> _Exercise task_
Repeat every line of the material, character for character.

(Data records)
>> Start
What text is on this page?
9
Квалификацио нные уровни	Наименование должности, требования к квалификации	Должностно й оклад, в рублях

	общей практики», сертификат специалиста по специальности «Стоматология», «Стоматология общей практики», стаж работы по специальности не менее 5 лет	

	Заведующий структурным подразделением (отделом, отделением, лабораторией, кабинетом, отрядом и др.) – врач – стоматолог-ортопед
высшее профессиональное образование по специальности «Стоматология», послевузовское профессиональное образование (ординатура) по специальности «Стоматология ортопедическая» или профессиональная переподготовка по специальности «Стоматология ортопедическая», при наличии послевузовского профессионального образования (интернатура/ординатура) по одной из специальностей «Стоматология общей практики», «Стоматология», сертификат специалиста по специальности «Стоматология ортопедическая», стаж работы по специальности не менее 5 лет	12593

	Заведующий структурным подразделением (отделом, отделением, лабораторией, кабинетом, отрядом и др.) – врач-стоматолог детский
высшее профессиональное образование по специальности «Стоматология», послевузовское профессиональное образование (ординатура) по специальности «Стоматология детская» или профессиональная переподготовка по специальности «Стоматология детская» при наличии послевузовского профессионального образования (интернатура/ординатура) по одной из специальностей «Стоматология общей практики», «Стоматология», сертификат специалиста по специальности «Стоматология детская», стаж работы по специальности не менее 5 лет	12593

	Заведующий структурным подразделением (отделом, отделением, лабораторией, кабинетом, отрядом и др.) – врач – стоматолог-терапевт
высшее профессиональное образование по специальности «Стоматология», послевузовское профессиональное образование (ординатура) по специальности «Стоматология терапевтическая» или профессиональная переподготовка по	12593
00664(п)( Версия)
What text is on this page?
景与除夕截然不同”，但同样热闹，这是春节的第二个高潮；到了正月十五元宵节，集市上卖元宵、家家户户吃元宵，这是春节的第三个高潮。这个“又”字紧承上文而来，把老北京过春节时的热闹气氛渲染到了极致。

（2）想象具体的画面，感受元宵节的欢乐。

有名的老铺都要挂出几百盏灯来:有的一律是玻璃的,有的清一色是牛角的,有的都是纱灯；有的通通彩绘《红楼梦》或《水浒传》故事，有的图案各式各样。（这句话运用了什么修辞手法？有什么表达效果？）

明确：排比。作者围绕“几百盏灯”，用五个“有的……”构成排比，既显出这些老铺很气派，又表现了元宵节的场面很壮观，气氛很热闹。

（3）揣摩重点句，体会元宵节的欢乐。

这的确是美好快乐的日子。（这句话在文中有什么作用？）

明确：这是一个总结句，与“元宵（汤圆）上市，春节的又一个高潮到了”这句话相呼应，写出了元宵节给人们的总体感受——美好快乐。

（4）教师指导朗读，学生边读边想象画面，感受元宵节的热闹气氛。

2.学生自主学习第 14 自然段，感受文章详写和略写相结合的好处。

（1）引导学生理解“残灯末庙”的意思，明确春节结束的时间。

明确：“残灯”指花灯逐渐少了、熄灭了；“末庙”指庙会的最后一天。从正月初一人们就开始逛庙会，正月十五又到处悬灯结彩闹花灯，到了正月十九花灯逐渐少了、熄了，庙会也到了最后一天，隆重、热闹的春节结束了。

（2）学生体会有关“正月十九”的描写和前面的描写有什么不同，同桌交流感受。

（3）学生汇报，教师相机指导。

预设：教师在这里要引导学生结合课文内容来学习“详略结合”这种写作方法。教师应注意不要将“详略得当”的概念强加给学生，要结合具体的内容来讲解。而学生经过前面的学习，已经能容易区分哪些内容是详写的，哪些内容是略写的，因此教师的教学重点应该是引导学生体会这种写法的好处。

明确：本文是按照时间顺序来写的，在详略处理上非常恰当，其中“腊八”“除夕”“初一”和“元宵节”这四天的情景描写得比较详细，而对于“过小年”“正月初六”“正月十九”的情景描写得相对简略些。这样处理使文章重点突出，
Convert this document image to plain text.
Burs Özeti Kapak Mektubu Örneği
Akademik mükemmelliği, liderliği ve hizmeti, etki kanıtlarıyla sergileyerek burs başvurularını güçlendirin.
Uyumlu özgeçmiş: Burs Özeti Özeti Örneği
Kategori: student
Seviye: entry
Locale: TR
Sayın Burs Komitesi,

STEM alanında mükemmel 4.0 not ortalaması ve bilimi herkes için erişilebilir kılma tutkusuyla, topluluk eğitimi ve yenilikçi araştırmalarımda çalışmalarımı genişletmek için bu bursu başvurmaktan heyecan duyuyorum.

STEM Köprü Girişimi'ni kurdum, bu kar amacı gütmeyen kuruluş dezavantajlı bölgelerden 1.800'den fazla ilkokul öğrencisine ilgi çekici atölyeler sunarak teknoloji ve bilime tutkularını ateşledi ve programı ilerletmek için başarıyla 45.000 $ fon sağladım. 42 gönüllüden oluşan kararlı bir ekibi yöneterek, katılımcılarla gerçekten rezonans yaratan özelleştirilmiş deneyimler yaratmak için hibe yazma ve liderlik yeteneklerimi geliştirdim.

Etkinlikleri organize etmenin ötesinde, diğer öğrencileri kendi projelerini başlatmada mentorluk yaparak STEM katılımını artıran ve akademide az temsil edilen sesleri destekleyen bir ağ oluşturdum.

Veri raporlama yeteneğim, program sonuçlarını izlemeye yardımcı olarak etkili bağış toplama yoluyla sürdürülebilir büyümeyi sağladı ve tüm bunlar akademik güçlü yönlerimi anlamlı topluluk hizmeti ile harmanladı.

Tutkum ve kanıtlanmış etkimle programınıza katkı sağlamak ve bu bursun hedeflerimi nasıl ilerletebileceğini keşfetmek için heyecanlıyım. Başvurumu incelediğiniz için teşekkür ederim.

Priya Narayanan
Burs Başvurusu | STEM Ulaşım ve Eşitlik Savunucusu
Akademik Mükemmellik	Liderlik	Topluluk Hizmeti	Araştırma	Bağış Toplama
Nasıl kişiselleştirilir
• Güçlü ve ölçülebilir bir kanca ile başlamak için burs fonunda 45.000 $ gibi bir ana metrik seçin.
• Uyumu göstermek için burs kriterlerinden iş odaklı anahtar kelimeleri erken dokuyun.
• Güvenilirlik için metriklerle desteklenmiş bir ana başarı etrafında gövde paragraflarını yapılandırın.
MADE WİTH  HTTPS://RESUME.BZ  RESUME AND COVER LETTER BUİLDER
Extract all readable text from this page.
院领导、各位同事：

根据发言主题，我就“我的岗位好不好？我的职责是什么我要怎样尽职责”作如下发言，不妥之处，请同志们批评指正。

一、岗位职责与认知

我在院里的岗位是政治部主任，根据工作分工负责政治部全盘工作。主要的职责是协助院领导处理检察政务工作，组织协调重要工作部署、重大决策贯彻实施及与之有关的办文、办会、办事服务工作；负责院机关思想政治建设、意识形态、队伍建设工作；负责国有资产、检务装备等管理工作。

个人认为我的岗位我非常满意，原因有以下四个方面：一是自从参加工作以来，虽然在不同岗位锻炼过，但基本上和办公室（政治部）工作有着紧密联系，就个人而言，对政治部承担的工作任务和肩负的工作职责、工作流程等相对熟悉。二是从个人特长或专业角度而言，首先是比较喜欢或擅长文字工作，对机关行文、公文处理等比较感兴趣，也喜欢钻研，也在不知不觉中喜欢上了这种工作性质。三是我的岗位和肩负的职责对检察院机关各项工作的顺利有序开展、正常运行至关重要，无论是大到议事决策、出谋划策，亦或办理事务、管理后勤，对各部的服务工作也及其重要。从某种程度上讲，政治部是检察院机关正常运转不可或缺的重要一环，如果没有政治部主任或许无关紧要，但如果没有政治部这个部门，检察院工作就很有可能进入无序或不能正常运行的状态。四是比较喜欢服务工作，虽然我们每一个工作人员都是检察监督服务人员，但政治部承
>> End
> _Task answer_
What text is on this page?
9
Квалификацио нные уровни	Наименование должности, требования к квалификации	Должностно й оклад, в рублях

	общей практики», сертификат специалиста по специальности «Стоматология», «Стоматология общей практики», стаж работы по специальности не менее 5 лет	

	Заведующий структурным подразделением (отделом, отделением, лабораторией, кабинетом, отрядом и др.) – врач – стоматолог-ортопед
высшее профессиональное образование по специальности «Стоматология», послевузовское профессиональное образование (ординатура) по специальности «Стоматология ортопедическая» или профессиональная переподготовка по специальности «Стоматология ортопедическая», при наличии послевузовского профессионального образования (интернатура/ординатура) по одной из специальностей «Стоматология общей практики», «Стоматология», сертификат специалиста по специальности «Стоматология ортопедическая», стаж работы по специальности не менее 5 лет	12593

	Заведующий структурным подразделением (отделом, отделением, лабораторией, кабинетом, отрядом и др.) – врач-стоматолог детский
высшее профессиональное образование по специальности «Стоматология», послевузовское профессиональное образование (ординатура) по специальности «Стоматология детская» или профессиональная переподготовка по специальности «Стоматология детская» при наличии послевузовского профессионального образования (интернатура/ординатура) по одной из специальностей «Стоматология общей практики», «Стоматология», сертификат специалиста по специальности «Стоматология детская», стаж работы по специальности не менее 5 лет	12593

	Заведующий структурным подразделением (отделом, отделением, лабораторией, кабинетом, отрядом и др.) – врач – стоматолог-терапевт
высшее профессиональное образование по специальности «Стоматология», послевузовское профессиональное образование (ординатура) по специальности «Стоматология терапевтическая» или профессиональная переподготовка по	12593
00664(п)( Версия)
What text is on this page?
景与除夕截然不同”，但同样热闹，这是春节的第二个高潮；到了正月十五元宵节，集市上卖元宵、家家户户吃元宵，这是春节的第三个高潮。这个“又”字紧承上文而来，把老北京过春节时的热闹气氛渲染到了极致。

（2）想象具体的画面，感受元宵节的欢乐。

有名的老铺都要挂出几百盏灯来:有的一律是玻璃的,有的清一色是牛角的,有的都是纱灯；有的通通彩绘《红楼梦》或《水浒传》故事，有的图案各式各样。（这句话运用了什么修辞手法？有什么表达效果？）

明确：排比。作者围绕“几百盏灯”，用五个“有的……”构成排比，既显出这些老铺很气派，又表现了元宵节的场面很壮观，气氛很热闹。

（3）揣摩重点句，体会元宵节的欢乐。

这的确是美好快乐的日子。（这句话在文中有什么作用？）

明确：这是一个总结句，与“元宵（汤圆）上市，春节的又一个高潮到了”这句话相呼应，写出了元宵节给人们的总体感受——美好快乐。

（4）教师指导朗读，学生边读边想象画面，感受元宵节的热闹气氛。

2.学生自主学习第 14 自然段，感受文章详写和略写相结合的好处。

（1）引导学生理解“残灯末庙”的意思，明确春节结束的时间。

明确：“残灯”指花灯逐渐少了、熄灭了；“末庙”指庙会的最后一天。从正月初一人们就开始逛庙会，正月十五又到处悬灯结彩闹花灯，到了正月十九花灯逐渐少了、熄了，庙会也到了最后一天，隆重、热闹的春节结束了。

（2）学生体会有关“正月十九”的描写和前面的描写有什么不同，同桌交流感受。

（3）学生汇报，教师相机指导。

预设：教师在这里要引导学生结合课文内容来学习“详略结合”这种写作方法。教师应注意不要将“详略得当”的概念强加给学生，要结合具体的内容来讲解。而学生经过前面的学习，已经能容易区分哪些内容是详写的，哪些内容是略写的，因此教师的教学重点应该是引导学生体会这种写法的好处。

明确：本文是按照时间顺序来写的，在详略处理上非常恰当，其中“腊八”“除夕”“初一”和“元宵节”这四天的情景描写得比较详细，而对于“过小年”“正月初六”“正月十九”的情景描写得相对简略些。这样处理使文章重点突出，
Convert this document image to plain text.
Burs Özeti Kapak Mektubu Örneği
Akademik mükemmelliği, liderliği ve hizmeti, etki kanıtlarıyla sergileyerek burs başvurularını güçlendirin.
Uyumlu özgeçmiş: Burs Özeti Özeti Örneği
Kategori: student
Seviye: entry
Locale: TR
Sayın Burs Komitesi,

STEM alanında mükemmel 4.0 not ortalaması ve bilimi herkes için erişilebilir kılma tutkusuyla, topluluk eğitimi ve yenilikçi araştırmalarımda çalışmalarımı genişletmek için bu bursu başvurmaktan heyecan duyuyorum.

STEM Köprü Girişimi'ni kurdum, bu kar amacı gütmeyen kuruluş dezavantajlı bölgelerden 1.800'den fazla ilkokul öğrencisine ilgi çekici atölyeler sunarak teknoloji ve bilime tutkularını ateşledi ve programı ilerletmek için başarıyla 45.000 $ fon sağladım. 42 gönüllüden oluşan kararlı bir ekibi yöneterek, katılımcılarla gerçekten rezonans yaratan özelleştirilmiş deneyimler yaratmak için hibe yazma ve liderlik yeteneklerimi geliştirdim.

Etkinlikleri organize etmenin ötesinde, diğer öğrencileri kendi projelerini başlatmada mentorluk yaparak STEM katılımını artıran ve akademide az temsil edilen sesleri destekleyen bir ağ oluşturdum.

Veri raporlama yeteneğim, program sonuçlarını izlemeye yardımcı olarak etkili bağış toplama yoluyla sürdürülebilir büyümeyi sağladı ve tüm bunlar akademik güçlü yönlerimi anlamlı topluluk hizmeti ile harmanladı.

Tutkum ve kanıtlanmış etkimle programınıza katkı sağlamak ve bu bursun hedeflerimi nasıl ilerletebileceğini keşfetmek için heyecanlıyım. Başvurumu incelediğiniz için teşekkür ederim.

Priya Narayanan
Burs Başvurusu | STEM Ulaşım ve Eşitlik Savunucusu
Akademik Mükemmellik	Liderlik	Topluluk Hizmeti	Araştırma	Bağış Toplama
Nasıl kişiselleştirilir
• Güçlü ve ölçülebilir bir kanca ile başlamak için burs fonunda 45.000 $ gibi bir ana metrik seçin.
• Uyumu göstermek için burs kriterlerinden iş odaklı anahtar kelimeleri erken dokuyun.
• Güvenilirlik için metriklerle desteklenmiş bir ana başarı etrafında gövde paragraflarını yapılandırın.
MADE WİTH  HTTPS://RESUME.BZ  RESUME AND COVER LETTER BUİLDER
Extract all readable text from this page.
院领导、各位同事：

根据发言主题，我就“我的岗位好不好？我的职责是什么我要怎样尽职责”作如下发言，不妥之处，请同志们批评指正。

一、岗位职责与认知

我在院里的岗位是政治部主任，根据工作分工负责政治部全盘工作。主要的职责是协助院领导处理检察政务工作，组织协调重要工作部署、重大决策贯彻实施及与之有关的办文、办会、办事服务工作；负责院机关思想政治建设、意识形态、队伍建设工作；负责国有资产、检务装备等管理工作。

个人认为我的岗位我非常满意，原因有以下四个方面：一是自从参加工作以来，虽然在不同岗位锻炼过，但基本上和办公室（政治部）工作有着紧密联系，就个人而言，对政治部承担的工作任务和肩负的工作职责、工作流程等相对熟悉。二是从个人特长或专业角度而言，首先是比较喜欢或擅长文字工作，对机关行文、公文处理等比较感兴趣，也喜欢钻研，也在不知不觉中喜欢上了这种工作性质。三是我的岗位和肩负的职责对检察院机关各项工作的顺利有序开展、正常运行至关重要，无论是大到议事决策、出谋划策，亦或办理事务、管理后勤，对各部的服务工作也及其重要。从某种程度上讲，政治部是检察院机关正常运转不可或缺的重要一环，如果没有政治部主任或许无关紧要，但如果没有政治部这个部门，检察院工作就很有可能进入无序或不能正常运行的状态。四是比较喜欢服务工作，虽然我们每一个工作人员都是检察监督服务人员，但政治部承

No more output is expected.